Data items
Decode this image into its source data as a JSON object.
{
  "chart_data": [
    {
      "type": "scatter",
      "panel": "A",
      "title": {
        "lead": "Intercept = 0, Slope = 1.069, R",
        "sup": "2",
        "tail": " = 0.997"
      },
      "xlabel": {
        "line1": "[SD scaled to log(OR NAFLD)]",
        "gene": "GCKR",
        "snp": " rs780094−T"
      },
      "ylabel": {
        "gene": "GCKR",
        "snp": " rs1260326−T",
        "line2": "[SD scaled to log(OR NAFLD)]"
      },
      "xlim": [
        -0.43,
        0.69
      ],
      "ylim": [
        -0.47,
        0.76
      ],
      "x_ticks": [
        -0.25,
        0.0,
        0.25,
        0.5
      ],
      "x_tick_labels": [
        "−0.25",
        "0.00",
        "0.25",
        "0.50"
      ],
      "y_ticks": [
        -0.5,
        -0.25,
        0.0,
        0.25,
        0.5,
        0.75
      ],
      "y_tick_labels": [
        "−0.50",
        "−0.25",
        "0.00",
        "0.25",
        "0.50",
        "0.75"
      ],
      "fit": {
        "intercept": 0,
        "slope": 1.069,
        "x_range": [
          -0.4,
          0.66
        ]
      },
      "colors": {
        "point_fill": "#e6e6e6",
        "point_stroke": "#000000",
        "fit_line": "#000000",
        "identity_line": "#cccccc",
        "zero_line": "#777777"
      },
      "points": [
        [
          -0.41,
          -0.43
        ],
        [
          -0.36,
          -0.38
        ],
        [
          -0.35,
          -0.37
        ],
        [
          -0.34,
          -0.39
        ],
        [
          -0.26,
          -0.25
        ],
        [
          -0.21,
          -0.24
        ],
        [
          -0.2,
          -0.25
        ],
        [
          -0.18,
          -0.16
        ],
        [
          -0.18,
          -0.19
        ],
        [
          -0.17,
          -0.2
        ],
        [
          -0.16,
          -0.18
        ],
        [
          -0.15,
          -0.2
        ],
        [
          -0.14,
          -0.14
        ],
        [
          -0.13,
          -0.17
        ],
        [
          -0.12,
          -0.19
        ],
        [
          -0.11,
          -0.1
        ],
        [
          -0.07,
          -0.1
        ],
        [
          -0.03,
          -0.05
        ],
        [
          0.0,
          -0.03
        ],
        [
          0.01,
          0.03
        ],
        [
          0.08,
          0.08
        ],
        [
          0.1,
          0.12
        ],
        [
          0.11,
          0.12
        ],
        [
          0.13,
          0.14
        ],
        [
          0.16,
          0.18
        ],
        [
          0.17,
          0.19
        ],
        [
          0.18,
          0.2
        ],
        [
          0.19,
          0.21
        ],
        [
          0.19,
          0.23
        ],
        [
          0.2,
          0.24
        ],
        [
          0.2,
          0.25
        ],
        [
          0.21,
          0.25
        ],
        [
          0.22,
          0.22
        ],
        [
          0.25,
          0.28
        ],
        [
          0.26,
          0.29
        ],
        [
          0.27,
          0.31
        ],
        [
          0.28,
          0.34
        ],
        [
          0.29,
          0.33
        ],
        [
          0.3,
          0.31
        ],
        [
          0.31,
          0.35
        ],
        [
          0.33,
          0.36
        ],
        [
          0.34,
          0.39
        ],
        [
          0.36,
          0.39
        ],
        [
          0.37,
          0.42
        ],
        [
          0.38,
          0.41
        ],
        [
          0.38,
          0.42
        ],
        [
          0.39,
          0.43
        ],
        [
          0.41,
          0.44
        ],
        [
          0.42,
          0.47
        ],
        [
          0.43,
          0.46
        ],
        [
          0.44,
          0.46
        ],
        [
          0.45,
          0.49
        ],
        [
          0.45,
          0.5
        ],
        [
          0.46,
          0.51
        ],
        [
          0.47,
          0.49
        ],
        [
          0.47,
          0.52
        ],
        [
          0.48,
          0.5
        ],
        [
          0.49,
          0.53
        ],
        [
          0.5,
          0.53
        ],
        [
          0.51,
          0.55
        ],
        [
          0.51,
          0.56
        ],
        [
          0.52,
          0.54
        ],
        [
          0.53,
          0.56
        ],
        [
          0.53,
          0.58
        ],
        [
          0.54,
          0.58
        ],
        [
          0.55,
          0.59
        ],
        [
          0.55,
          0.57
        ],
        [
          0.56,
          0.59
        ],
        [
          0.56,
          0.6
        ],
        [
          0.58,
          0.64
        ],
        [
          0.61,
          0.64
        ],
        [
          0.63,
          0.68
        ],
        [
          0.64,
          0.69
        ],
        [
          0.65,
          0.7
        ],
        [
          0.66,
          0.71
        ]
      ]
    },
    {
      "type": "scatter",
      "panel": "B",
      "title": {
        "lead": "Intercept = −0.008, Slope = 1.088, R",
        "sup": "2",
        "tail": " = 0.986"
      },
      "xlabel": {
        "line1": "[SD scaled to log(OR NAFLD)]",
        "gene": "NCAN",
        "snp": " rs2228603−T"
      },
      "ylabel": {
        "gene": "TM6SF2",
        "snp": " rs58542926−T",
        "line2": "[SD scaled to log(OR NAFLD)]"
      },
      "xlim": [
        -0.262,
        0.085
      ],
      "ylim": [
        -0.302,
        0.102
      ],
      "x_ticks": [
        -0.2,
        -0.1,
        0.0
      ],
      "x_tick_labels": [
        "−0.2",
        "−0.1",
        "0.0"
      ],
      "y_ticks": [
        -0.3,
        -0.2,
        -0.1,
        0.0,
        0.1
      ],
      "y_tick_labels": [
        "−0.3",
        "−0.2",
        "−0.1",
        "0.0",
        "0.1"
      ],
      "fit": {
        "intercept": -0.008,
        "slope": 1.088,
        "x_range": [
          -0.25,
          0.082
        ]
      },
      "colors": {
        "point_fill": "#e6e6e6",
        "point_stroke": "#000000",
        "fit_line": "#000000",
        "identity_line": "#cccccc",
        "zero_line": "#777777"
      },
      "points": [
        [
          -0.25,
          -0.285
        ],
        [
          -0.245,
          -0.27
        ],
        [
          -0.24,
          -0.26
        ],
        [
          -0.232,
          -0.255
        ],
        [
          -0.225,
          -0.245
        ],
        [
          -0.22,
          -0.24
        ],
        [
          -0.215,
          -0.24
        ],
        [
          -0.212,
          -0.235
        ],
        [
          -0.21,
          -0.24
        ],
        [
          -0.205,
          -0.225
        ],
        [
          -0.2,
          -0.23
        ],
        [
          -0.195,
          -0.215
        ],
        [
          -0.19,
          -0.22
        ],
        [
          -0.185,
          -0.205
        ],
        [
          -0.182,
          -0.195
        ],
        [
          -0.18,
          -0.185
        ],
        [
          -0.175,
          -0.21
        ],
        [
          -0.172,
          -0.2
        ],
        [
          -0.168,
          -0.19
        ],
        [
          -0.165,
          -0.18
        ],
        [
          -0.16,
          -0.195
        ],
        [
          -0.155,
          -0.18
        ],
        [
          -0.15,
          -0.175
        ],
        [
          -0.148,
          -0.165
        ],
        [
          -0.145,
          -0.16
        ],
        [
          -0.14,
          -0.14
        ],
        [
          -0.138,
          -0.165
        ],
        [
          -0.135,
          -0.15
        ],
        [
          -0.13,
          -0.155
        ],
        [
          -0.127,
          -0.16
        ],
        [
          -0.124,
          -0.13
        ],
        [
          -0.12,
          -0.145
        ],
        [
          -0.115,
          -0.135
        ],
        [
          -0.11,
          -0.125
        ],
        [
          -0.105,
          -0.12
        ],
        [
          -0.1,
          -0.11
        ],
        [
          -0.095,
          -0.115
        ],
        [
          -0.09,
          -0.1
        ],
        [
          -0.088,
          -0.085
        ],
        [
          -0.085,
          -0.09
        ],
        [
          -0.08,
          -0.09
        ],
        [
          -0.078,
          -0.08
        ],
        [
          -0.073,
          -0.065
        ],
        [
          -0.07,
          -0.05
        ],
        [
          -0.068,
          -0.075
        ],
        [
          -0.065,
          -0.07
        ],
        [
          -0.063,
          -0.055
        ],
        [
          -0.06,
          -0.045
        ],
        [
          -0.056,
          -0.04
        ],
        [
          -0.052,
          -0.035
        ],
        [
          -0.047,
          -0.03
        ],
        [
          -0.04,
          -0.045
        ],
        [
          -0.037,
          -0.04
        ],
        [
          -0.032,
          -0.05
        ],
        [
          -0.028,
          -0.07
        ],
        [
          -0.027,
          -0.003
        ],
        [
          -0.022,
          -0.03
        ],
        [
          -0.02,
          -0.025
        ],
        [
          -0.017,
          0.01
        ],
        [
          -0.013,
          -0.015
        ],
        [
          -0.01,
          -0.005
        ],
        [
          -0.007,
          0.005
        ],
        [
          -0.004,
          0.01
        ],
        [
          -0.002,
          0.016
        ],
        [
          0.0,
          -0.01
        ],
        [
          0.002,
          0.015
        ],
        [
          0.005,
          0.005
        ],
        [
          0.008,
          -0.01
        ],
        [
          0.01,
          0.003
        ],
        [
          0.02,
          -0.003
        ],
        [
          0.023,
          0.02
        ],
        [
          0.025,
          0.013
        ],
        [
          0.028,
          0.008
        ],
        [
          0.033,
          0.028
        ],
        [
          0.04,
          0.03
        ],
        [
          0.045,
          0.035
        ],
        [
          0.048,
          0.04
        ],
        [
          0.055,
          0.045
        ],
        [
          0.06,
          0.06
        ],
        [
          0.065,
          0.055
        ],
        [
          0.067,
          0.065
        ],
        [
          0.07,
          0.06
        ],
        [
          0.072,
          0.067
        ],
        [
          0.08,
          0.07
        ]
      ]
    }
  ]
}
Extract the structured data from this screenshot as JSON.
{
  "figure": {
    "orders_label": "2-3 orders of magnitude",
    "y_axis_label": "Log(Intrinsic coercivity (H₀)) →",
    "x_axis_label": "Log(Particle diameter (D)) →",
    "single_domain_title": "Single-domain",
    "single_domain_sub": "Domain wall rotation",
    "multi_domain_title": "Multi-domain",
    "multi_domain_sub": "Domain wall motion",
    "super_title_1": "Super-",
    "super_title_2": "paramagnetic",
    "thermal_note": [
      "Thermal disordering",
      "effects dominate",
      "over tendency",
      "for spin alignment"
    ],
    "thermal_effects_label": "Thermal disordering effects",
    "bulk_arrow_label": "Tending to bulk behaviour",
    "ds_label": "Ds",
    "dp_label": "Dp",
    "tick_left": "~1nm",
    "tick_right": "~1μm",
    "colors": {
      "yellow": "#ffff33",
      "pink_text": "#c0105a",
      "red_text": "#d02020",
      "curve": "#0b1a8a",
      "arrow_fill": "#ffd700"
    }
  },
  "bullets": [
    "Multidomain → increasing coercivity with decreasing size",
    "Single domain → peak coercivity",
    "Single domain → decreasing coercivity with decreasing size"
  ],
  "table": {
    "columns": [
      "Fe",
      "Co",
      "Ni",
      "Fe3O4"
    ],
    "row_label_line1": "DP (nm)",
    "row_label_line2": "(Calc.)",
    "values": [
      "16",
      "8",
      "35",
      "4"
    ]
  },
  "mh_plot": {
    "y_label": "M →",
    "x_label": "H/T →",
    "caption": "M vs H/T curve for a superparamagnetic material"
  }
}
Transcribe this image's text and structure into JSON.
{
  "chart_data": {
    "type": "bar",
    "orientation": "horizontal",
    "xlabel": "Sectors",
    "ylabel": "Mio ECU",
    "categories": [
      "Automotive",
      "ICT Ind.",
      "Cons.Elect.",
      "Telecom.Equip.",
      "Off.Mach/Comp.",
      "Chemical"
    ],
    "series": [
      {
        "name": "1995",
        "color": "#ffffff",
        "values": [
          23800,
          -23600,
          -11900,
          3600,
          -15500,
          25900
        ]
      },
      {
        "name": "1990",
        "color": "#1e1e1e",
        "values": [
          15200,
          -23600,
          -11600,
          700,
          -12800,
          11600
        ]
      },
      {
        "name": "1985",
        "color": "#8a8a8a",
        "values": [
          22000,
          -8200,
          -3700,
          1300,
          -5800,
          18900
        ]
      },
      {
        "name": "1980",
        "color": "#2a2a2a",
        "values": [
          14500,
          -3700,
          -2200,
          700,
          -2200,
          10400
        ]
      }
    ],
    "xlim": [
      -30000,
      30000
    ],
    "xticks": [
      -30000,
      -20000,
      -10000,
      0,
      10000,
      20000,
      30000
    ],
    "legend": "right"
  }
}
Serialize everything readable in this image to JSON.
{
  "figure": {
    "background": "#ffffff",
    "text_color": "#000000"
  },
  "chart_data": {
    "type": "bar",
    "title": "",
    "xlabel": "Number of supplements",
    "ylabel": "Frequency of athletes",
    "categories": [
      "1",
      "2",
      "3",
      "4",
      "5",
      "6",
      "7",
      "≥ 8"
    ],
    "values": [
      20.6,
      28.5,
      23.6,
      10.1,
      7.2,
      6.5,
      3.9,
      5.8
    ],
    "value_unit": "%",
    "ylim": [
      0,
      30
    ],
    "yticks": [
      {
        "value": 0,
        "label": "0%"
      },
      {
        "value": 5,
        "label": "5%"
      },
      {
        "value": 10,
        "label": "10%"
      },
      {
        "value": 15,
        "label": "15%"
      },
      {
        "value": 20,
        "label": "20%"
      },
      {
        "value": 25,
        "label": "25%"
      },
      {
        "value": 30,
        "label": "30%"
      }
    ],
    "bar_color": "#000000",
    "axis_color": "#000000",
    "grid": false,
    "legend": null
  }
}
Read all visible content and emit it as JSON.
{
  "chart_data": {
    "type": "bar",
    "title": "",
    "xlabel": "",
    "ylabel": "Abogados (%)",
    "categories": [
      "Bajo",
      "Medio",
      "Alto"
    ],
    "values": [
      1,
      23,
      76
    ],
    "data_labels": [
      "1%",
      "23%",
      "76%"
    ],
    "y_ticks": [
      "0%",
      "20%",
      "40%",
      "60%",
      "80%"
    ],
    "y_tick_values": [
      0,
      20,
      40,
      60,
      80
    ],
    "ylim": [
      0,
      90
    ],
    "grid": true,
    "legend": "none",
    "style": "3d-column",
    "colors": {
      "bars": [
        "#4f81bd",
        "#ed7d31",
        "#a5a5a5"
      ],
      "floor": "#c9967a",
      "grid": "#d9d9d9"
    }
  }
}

GOAL >> Where a line in the entries holds "legend", copy that line.

FINISHED EXERCISE >>
    "legend": "right"
    "legend": null
    "legend": "none",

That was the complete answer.